> [The tasks]:
1 – Decide whether each statement about the notebook code below agrees with it: (a) the model name is set to "RFR1", (b) tensorflow is imported as an active line, (c) RandomForestRegressor comes from sklearn.ensemble. For each, answer yes or no and quote the deciding words.
2 – List every name that the notebook code below imports from sklearn.model_selection.

In [1]:
import sys
import geemap
import ee
from pathlib import Path
import pandas as pd
import geopandas as gpd
import numpy as np
import os
from pathlib import Path
import time
from random import randint
import json


from sklearn.preprocessing import StandardScaler, MinMaxScaler
from sklearn.model_selection import KFold, ShuffleSplit, RepeatedKFold, train_test_split, GridSearchCV
from sklearn.linear_model import ElasticNetCV, ElasticNet
from sklearn.ensemble import RandomForestRegressor

import numpy as np
from datetime import datetime
import matplotlib.pyplot as plt

# import tensorflow as tf
import HydroErr as he
import pickle



In [2]:
proj_dir = Path("../../..")
model_name = "RFR1"

In [3]:
utils = str(proj_dir / 'utils')
sys.path.insert(0, utils)
from sql import connect # utility functions for connecting to MySQL

In [4]:
# Create a connection object to the MySQL database
# conn = connect.Connect(str(proj_dir / "Methods/2.Data/DBManagement/mysql_config.ini"))

> [Rows]:
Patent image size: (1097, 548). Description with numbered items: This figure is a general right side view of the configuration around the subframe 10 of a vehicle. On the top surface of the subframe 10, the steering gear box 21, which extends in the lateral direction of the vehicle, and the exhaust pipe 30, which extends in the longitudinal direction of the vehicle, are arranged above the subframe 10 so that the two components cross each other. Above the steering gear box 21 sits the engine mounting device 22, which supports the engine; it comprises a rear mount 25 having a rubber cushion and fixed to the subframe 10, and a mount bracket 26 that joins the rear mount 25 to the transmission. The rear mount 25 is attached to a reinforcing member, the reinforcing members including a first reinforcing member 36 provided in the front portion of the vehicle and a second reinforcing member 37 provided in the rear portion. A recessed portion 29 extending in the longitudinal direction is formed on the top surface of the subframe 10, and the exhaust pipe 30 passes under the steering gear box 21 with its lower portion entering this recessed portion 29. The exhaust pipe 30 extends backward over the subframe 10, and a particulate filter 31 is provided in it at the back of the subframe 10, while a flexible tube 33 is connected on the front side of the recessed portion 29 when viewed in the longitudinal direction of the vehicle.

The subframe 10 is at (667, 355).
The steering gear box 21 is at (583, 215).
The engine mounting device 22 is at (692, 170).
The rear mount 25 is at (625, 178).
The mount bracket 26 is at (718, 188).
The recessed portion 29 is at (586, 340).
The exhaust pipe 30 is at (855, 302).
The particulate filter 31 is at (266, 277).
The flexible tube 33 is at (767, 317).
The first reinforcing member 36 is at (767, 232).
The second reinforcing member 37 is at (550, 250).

> [Correct answers]:
1 –
(a) Yes: "model_name = "RFR1""
(b) No: "# import tensorflow as tf"
(c) Yes: "from sklearn.ensemble import RandomForestRegressor"

2 – KFold, ShuffleSplit, RepeatedKFold, train_test_split, GridSearchCV